Source records:
□ □ □ □
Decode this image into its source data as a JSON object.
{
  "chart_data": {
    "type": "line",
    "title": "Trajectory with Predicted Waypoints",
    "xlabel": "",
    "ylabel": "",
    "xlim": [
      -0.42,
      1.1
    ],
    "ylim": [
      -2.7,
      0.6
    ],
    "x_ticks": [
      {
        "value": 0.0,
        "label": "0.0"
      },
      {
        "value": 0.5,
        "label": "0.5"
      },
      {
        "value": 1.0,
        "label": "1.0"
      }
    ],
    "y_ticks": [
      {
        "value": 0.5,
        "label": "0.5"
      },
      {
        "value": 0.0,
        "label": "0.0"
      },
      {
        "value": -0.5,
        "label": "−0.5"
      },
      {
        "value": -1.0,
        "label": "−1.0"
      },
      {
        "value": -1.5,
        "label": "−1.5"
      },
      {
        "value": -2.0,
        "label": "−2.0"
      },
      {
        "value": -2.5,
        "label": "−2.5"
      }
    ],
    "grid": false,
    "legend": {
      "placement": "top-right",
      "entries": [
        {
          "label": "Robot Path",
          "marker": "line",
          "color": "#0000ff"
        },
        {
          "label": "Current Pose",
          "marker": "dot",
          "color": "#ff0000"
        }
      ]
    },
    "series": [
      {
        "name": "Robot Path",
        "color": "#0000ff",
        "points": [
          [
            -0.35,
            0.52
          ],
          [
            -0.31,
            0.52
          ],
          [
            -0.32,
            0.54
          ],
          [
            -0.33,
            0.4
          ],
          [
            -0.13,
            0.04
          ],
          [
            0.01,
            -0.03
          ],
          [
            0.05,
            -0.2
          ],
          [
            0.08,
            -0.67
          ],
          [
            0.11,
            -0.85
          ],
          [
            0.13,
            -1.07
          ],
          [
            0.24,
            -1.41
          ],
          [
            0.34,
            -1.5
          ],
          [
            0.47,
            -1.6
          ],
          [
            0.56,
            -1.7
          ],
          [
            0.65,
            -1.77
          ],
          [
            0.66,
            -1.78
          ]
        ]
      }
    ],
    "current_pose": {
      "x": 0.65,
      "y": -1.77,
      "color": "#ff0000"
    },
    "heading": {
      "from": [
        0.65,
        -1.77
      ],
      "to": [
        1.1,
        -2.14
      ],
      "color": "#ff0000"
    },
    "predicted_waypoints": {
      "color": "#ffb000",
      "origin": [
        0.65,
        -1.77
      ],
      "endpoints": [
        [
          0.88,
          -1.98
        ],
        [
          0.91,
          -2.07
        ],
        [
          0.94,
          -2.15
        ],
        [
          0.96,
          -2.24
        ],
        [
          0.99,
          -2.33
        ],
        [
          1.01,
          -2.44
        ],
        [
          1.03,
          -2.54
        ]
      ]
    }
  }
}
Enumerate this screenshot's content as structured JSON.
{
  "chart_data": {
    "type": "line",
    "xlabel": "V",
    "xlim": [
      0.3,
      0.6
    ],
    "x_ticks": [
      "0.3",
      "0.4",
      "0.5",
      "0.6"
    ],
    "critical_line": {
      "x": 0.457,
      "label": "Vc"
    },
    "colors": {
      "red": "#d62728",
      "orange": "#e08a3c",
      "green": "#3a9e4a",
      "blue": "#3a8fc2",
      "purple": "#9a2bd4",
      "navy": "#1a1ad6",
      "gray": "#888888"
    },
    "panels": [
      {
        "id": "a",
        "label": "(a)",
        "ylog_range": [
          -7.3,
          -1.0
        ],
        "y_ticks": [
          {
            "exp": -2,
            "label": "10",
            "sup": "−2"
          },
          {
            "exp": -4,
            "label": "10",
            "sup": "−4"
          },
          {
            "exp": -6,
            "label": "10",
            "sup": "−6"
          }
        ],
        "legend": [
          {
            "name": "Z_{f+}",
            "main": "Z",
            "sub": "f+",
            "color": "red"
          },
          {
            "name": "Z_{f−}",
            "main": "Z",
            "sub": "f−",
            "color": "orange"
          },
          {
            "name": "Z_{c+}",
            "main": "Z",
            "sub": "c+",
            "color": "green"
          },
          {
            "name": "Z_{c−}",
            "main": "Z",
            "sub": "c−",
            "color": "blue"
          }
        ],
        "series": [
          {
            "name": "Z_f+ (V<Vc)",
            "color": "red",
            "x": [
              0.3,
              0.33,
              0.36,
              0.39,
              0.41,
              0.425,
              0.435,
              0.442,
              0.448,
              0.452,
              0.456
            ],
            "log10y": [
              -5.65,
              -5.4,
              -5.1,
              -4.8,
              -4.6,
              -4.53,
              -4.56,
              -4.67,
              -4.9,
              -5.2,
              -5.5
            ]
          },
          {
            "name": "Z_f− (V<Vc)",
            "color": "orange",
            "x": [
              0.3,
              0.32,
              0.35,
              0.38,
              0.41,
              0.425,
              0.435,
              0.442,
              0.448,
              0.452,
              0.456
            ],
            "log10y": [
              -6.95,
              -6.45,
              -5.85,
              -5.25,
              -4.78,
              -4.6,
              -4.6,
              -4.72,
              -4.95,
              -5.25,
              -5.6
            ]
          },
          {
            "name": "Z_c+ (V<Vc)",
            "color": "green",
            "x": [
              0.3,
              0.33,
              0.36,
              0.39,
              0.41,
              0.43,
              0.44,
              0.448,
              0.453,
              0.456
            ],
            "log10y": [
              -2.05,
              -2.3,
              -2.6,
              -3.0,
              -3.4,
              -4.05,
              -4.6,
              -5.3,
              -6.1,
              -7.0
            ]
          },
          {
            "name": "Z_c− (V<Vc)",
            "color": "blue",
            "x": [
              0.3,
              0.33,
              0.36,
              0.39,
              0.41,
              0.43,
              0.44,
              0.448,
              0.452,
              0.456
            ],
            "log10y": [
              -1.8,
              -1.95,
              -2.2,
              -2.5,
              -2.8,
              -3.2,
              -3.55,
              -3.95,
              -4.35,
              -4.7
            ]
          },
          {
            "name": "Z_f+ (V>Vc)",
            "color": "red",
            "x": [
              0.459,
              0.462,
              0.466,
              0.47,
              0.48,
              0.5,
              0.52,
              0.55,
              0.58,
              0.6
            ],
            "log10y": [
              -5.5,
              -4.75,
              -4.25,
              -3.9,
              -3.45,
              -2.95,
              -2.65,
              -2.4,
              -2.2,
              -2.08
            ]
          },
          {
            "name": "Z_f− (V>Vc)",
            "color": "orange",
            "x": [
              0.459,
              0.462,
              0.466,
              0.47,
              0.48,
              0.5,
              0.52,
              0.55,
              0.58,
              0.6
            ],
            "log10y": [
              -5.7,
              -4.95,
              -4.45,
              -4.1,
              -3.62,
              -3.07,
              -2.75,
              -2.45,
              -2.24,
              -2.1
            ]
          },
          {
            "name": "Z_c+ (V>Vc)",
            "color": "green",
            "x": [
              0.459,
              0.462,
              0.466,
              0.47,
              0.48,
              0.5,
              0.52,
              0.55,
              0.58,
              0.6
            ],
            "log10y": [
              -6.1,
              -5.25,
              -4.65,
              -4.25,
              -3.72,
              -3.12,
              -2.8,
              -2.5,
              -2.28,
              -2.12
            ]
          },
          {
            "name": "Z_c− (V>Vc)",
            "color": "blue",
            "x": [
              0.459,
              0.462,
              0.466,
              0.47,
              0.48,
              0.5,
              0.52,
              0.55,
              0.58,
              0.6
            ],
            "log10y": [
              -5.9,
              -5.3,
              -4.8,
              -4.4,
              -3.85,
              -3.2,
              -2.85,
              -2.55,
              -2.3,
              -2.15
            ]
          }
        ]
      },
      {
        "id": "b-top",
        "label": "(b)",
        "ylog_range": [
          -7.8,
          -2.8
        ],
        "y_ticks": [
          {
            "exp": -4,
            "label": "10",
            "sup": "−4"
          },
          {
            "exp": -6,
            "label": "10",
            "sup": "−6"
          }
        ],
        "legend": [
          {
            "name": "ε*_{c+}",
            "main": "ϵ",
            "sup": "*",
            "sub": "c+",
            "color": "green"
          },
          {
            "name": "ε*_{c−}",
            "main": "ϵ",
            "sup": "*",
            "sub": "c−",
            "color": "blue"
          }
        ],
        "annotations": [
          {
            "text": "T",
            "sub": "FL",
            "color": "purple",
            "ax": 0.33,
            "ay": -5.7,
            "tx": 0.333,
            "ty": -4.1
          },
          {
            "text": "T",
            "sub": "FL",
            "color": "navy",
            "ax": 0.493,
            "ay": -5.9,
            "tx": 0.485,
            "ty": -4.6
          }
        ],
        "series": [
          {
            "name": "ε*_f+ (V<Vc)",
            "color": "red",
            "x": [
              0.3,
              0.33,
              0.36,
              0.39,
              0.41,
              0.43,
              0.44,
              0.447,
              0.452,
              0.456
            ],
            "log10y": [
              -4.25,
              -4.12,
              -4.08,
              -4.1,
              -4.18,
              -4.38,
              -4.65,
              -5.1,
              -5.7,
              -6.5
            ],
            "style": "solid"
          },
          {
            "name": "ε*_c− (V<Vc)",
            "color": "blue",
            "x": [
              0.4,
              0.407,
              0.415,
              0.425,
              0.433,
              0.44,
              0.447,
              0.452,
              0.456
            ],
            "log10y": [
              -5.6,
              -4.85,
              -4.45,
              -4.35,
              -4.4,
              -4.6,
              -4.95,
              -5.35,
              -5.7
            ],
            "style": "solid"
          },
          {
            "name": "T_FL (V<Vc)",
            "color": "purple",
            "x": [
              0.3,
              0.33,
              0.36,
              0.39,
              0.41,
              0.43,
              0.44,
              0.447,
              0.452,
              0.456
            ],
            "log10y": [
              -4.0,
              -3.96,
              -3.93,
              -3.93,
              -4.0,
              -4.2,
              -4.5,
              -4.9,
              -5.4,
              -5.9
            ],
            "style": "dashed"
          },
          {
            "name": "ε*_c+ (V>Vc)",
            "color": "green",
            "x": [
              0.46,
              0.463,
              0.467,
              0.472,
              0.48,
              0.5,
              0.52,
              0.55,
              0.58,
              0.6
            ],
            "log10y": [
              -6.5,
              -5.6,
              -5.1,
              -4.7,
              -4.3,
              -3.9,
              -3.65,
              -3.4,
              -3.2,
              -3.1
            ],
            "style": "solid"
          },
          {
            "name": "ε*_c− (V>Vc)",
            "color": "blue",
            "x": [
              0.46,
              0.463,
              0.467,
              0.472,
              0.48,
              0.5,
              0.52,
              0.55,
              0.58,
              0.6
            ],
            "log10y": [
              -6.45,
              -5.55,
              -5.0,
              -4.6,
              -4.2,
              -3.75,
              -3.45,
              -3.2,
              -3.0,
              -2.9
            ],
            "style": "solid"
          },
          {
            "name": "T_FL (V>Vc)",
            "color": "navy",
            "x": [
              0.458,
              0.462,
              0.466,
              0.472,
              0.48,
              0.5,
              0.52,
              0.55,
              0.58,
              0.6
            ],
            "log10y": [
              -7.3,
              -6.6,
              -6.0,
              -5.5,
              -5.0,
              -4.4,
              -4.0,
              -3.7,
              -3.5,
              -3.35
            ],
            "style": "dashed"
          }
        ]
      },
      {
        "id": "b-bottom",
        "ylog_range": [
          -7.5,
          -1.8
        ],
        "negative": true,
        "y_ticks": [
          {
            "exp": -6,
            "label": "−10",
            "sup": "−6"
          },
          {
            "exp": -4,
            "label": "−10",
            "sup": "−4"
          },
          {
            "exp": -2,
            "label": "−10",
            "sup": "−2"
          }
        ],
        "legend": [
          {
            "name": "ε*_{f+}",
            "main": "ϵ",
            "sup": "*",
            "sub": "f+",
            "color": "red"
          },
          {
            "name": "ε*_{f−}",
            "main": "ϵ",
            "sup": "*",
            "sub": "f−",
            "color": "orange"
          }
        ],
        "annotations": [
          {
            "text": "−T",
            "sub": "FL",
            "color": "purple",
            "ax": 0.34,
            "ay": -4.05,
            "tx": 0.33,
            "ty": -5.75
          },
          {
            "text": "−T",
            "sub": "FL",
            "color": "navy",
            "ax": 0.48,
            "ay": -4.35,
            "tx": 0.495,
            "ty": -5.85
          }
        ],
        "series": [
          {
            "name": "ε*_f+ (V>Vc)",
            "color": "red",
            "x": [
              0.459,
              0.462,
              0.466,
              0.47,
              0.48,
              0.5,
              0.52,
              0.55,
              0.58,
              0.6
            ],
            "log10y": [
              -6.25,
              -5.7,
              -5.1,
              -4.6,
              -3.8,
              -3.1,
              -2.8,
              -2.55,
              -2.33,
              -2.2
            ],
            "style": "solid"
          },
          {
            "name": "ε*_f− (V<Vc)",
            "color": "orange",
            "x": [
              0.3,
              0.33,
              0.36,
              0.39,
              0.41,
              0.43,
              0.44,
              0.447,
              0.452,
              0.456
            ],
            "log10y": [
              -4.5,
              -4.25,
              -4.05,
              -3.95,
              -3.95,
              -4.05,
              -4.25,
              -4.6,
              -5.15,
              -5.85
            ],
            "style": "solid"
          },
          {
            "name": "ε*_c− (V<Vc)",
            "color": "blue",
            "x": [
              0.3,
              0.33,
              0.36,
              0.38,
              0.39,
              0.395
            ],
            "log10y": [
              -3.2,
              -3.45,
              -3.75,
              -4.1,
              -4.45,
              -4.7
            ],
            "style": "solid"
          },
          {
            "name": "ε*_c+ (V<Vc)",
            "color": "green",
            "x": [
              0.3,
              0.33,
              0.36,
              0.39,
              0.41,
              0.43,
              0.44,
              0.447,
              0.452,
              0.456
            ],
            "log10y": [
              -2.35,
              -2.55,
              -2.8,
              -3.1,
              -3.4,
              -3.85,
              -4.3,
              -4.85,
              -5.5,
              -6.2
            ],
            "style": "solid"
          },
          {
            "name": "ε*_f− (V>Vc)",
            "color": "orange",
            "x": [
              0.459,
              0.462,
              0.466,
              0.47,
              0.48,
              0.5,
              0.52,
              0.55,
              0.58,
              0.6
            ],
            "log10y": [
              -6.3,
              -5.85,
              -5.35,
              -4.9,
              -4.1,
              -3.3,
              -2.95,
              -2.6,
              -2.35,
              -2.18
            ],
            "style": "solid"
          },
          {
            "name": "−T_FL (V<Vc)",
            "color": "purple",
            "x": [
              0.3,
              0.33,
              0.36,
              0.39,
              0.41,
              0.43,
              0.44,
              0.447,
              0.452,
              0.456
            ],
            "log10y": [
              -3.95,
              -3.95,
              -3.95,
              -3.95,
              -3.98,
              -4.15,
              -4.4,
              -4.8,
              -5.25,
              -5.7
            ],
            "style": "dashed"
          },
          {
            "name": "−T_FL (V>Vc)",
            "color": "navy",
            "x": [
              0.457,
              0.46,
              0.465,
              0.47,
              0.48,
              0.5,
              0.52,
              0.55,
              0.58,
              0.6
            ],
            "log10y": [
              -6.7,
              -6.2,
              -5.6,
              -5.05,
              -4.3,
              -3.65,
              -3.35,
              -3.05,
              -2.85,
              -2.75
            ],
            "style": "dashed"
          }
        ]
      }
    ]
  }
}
□ □ □ □
- REQUEST -
Using the listing above, list every line in which the string "this" occurs.

- TASK SOLUTION -
Decode this image into its source data as a JSON object.
Enumerate this screenshot's content as structured JSON.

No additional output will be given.